(PAGE TEXT)
#####

American conservative author and policy scholar (born 1958)

Steven F. Hayward (born October 16, 1958) is an American conservative author, political commentator, and policy scholar. He is a senior resident scholar at the Institute of Governmental Studies at the University of California, Berkeley, and a visiting lecturer at the UC Berkeley School of Law.

Hayward was previously the Ronald Reagan Distinguished Visiting Professor at Pepperdine University's Graduate School of Public Policy, and was the inaugural visiting scholar in conservative thought and policy at the University of Colorado at Boulder. In 2023, he returned to Pepperdine to serve as the Edward L. Gaylord Visiting Professor of Public Policy at the Pepperdine University School of Public Policy.

From 2002 to 2012, he was the F.K Weyerhaeuser Fellow in Law and Economics at the American Enterprise Institute in Washington, D.C., and has been senior fellow at the Pacific Research Institute in San Francisco since 1991.

==Early life and education ==
Hayward was born in 1958. In 1980, he graduated with a Bachelor of Science in business from Lewis and Clark College. He then received an M.A. in government in 1984 and a Ph.D. in American studies in 1986, both from the Claremont Graduate School.

#####

(DATA RECORDS)
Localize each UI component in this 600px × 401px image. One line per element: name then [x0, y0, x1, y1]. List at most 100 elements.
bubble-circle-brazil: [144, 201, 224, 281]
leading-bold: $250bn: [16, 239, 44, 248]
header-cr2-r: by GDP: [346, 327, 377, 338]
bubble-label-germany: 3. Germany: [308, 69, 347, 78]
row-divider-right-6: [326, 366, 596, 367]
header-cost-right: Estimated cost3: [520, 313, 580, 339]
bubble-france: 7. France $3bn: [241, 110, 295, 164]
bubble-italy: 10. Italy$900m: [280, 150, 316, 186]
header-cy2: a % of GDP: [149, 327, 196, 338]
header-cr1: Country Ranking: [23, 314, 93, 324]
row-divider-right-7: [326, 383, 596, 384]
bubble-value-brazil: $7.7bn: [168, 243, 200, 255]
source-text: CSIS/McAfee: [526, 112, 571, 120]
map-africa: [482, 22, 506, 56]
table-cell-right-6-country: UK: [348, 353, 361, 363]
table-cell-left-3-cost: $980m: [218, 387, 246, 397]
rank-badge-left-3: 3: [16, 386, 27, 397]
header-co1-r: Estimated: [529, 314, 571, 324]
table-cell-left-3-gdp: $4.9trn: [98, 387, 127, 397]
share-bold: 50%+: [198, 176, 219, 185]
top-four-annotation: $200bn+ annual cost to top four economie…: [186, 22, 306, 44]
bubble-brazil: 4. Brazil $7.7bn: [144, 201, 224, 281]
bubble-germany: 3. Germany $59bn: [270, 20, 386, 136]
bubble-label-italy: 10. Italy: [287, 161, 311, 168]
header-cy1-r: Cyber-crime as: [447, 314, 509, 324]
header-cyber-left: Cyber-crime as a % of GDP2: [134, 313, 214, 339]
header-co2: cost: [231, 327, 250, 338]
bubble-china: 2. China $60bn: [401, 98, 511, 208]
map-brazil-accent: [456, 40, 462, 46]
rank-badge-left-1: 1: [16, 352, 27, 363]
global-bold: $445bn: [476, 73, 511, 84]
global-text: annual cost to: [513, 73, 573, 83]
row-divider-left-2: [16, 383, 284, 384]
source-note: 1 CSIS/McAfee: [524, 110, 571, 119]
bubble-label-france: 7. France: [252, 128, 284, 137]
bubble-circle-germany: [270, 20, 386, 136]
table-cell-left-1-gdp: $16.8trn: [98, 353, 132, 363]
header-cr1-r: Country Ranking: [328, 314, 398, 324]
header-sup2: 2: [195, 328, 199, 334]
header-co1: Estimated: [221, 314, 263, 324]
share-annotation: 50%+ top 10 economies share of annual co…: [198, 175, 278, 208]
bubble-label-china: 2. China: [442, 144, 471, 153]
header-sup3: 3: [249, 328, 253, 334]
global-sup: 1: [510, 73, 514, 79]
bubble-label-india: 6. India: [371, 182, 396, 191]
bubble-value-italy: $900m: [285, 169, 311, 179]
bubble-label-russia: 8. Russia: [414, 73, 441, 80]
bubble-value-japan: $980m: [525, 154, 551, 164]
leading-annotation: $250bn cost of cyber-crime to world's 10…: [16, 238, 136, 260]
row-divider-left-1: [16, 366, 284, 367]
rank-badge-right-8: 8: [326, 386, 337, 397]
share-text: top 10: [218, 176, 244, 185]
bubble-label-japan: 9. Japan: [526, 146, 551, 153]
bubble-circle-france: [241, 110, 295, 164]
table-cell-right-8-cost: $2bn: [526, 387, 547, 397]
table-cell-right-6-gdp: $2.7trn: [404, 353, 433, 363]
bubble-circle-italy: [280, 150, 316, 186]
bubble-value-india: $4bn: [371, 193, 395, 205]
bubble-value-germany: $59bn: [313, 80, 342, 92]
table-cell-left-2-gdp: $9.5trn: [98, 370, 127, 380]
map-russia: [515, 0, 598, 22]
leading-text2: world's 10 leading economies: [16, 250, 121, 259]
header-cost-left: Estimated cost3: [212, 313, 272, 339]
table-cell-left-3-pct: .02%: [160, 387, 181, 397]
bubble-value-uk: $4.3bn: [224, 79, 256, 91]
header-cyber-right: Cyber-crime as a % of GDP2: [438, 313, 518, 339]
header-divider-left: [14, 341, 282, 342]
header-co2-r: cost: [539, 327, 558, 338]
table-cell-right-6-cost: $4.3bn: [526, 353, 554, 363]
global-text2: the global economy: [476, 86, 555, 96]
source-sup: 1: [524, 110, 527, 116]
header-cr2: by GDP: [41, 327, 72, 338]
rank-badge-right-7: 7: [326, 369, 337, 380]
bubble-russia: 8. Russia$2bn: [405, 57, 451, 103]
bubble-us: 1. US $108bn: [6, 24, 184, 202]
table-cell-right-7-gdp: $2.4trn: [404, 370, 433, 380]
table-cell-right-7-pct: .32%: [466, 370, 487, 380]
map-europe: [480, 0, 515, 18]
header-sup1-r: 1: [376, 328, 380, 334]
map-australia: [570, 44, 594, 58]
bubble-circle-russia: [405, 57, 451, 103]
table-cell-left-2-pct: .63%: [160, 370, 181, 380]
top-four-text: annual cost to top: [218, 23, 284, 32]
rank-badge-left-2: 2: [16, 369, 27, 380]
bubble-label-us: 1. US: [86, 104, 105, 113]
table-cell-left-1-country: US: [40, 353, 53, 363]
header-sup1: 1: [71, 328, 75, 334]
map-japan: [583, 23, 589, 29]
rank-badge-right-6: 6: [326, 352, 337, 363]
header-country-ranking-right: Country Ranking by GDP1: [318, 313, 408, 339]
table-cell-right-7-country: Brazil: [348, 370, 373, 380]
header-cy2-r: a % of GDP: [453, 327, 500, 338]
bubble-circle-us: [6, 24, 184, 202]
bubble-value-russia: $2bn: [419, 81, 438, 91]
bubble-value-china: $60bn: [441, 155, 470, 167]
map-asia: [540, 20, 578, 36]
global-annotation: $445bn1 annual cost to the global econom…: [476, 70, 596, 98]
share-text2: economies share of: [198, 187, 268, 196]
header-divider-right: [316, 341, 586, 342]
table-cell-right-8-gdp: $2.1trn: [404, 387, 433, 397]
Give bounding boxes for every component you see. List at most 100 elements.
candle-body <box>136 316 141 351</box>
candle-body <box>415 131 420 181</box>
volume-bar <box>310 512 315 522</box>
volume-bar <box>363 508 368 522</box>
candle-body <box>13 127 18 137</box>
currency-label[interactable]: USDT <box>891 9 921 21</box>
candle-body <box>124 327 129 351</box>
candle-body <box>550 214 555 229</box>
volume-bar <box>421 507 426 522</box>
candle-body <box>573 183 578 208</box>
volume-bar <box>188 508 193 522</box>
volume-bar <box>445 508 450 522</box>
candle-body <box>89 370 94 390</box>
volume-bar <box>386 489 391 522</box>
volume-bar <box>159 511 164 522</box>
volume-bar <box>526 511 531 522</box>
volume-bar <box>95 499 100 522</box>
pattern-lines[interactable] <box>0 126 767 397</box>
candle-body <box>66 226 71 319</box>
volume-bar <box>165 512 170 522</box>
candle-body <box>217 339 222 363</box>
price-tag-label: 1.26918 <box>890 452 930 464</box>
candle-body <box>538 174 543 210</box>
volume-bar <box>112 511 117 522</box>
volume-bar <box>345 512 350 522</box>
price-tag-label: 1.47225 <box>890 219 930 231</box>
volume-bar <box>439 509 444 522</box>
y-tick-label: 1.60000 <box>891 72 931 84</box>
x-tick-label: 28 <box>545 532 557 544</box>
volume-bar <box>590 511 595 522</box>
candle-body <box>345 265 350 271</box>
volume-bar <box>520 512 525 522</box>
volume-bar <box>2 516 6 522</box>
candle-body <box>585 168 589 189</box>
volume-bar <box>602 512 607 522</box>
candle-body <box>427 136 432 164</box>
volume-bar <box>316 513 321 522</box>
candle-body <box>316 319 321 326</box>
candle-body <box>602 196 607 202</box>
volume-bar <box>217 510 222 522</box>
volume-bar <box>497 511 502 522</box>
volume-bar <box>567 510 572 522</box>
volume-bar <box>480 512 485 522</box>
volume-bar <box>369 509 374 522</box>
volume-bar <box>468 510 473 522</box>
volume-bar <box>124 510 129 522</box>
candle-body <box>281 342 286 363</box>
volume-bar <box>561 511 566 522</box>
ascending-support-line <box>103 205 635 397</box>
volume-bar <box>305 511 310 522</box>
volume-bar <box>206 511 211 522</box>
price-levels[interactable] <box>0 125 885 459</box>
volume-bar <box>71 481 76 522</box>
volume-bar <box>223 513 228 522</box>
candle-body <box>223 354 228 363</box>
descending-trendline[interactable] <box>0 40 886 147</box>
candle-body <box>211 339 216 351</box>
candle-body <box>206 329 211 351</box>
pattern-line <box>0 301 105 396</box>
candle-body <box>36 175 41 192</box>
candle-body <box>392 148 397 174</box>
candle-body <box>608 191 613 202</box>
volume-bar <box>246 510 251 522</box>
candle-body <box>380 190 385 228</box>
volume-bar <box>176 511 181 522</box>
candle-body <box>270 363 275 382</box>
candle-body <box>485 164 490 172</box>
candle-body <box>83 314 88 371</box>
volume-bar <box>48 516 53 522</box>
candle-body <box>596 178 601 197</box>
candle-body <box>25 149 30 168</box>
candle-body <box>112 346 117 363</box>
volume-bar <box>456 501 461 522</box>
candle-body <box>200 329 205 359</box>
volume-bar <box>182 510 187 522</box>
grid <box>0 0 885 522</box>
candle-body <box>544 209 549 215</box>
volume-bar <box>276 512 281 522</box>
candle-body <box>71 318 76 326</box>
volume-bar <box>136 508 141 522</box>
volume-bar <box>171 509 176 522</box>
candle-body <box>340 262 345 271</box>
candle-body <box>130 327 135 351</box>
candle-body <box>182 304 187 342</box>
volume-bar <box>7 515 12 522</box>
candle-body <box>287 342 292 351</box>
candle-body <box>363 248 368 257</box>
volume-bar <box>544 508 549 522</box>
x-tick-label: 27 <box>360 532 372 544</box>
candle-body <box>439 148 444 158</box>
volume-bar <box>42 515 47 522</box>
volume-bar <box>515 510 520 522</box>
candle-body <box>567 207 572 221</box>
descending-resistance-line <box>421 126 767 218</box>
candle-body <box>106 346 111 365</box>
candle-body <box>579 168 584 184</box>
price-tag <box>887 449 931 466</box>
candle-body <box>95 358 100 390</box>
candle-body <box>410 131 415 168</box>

#####

(ACTIVITY LIST)
1) In the Hayward biography, what degree did Hayward earn from Lewis and Clark College in 1980?
2) Translate this sentence from the Hayward biography into Spanish: "In 2023, he returned to Pepperdine to serve as the Edward L. Gaylord Visiting Professor of Public Policy at the Pepperdine University School of Public Policy."

(RESPONSES)
1) A Bachelor of Science in business.

2) En 2023, regresó a Pepperdine para ocupar el cargo de profesor visitante de Políticas Públicas Edward L. Gaylord en la Escuela de Políticas Públicas de la Universidad Pepperdine.